| What is asked |
Every line that holds "this" should be shown.

[Figure collection entries]
----

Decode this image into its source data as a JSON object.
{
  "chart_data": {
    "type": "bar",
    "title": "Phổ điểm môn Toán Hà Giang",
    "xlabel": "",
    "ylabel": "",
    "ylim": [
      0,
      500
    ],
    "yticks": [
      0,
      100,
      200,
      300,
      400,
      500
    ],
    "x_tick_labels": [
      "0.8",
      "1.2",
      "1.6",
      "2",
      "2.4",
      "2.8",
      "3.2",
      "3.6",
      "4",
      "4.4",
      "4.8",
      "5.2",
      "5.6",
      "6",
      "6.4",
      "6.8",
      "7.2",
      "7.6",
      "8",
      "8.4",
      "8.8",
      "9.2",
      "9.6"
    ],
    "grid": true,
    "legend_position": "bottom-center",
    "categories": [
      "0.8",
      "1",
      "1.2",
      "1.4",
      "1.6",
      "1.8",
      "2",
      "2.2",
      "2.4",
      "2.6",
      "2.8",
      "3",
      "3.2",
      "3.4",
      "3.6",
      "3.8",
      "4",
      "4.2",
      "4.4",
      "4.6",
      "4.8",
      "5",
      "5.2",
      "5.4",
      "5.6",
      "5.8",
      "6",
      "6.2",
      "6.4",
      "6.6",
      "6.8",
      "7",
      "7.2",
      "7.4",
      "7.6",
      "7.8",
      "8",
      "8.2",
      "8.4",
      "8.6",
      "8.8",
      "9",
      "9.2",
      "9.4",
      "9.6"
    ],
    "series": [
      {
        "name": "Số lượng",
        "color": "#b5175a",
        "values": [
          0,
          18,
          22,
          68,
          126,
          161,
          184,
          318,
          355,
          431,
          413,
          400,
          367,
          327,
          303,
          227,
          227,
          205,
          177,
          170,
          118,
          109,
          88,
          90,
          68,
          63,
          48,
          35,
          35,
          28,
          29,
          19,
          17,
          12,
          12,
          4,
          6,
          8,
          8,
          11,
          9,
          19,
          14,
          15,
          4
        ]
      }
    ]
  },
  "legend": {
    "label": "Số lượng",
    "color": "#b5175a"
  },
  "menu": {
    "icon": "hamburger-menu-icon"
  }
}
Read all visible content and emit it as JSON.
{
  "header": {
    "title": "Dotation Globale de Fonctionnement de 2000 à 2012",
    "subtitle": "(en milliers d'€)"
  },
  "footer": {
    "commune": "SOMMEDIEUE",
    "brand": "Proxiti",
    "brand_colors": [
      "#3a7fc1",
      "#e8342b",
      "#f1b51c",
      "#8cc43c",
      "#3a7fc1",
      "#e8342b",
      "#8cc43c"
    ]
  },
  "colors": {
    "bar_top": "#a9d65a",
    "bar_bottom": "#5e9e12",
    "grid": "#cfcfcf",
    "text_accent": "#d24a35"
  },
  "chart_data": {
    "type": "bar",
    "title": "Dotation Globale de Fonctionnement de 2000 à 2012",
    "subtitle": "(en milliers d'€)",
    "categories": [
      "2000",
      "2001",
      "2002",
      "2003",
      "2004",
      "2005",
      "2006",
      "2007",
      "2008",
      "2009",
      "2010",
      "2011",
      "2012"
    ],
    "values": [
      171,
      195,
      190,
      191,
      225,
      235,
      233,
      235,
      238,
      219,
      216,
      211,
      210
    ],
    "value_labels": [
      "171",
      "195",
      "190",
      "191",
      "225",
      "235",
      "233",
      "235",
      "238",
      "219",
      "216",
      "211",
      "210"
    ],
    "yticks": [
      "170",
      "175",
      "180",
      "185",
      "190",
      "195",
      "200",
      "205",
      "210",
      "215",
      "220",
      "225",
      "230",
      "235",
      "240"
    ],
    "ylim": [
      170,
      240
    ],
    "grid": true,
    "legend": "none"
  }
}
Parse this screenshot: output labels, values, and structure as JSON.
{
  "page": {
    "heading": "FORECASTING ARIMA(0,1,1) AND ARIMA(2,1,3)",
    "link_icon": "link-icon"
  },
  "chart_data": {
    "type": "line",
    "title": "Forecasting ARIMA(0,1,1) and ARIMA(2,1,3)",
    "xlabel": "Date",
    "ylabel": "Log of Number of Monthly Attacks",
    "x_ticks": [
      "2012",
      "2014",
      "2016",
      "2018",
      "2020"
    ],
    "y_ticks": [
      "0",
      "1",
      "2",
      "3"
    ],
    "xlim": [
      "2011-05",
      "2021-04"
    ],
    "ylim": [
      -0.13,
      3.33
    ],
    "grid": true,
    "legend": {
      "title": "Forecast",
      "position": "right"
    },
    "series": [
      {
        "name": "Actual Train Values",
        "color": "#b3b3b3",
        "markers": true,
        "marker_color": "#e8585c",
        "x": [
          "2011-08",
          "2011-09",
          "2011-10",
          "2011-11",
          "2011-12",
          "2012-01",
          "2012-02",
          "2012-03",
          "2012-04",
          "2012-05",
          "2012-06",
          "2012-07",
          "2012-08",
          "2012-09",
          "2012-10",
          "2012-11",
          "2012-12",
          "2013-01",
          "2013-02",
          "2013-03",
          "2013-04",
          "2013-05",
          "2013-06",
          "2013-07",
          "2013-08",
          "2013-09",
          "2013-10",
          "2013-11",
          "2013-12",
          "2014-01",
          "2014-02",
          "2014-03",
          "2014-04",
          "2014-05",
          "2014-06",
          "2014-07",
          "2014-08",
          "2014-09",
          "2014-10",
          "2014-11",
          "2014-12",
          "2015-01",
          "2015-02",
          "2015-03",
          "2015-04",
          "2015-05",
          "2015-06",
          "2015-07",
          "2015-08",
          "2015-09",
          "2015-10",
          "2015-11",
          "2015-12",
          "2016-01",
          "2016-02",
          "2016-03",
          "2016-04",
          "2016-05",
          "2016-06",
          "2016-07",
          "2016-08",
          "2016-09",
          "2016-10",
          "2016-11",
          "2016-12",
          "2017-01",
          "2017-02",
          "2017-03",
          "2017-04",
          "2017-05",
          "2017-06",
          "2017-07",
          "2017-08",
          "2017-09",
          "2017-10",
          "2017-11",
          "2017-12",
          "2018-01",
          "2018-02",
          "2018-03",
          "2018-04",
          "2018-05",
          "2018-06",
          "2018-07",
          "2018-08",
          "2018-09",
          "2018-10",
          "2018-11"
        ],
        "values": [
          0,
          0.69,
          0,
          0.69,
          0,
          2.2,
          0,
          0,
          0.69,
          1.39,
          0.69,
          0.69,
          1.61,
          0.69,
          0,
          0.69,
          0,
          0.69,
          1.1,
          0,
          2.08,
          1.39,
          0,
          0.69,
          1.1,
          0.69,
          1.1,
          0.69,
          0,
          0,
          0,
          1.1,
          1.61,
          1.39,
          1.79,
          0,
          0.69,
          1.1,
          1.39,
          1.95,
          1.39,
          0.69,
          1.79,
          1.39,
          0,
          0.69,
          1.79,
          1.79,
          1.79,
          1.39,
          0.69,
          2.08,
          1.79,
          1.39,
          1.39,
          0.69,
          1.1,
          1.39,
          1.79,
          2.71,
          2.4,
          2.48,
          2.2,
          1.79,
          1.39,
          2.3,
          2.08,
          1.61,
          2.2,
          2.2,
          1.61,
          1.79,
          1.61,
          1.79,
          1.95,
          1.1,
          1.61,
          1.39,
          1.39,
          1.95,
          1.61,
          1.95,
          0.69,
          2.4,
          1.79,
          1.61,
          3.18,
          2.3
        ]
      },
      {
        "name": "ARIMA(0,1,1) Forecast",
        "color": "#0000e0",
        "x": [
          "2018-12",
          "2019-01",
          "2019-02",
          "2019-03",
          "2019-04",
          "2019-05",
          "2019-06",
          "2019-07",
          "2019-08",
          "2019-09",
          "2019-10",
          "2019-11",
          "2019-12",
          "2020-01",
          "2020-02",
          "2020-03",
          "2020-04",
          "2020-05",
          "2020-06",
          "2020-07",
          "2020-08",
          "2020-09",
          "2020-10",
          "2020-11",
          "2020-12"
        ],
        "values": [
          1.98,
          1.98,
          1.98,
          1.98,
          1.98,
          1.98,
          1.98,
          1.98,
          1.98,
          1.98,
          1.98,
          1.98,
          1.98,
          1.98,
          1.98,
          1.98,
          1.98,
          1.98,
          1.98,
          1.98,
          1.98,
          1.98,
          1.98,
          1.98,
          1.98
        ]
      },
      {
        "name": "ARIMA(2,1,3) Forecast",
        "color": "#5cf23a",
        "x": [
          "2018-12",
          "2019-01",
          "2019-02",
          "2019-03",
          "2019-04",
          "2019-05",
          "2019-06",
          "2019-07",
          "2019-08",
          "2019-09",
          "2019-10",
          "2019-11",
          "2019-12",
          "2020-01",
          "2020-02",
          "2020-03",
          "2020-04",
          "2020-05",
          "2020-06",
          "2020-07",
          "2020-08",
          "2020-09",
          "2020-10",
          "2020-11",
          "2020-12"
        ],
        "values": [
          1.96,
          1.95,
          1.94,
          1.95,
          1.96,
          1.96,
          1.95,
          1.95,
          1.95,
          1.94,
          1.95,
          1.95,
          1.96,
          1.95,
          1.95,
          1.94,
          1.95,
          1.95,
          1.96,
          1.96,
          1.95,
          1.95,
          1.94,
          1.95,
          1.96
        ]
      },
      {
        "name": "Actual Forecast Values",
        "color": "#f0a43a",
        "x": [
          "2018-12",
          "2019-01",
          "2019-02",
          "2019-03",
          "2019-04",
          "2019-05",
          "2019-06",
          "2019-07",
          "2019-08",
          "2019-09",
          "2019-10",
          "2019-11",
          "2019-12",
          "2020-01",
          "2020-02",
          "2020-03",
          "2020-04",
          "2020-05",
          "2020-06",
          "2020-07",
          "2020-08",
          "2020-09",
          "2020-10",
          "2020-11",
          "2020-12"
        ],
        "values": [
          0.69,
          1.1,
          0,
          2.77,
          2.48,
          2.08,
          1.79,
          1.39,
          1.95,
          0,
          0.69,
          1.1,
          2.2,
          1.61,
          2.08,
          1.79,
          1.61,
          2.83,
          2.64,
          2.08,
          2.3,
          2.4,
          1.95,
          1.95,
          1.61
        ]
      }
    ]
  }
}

----

| Result |
Decode this image into its source data as a JSON object.
Parse this screenshot: output labels, values, and structure as JSON.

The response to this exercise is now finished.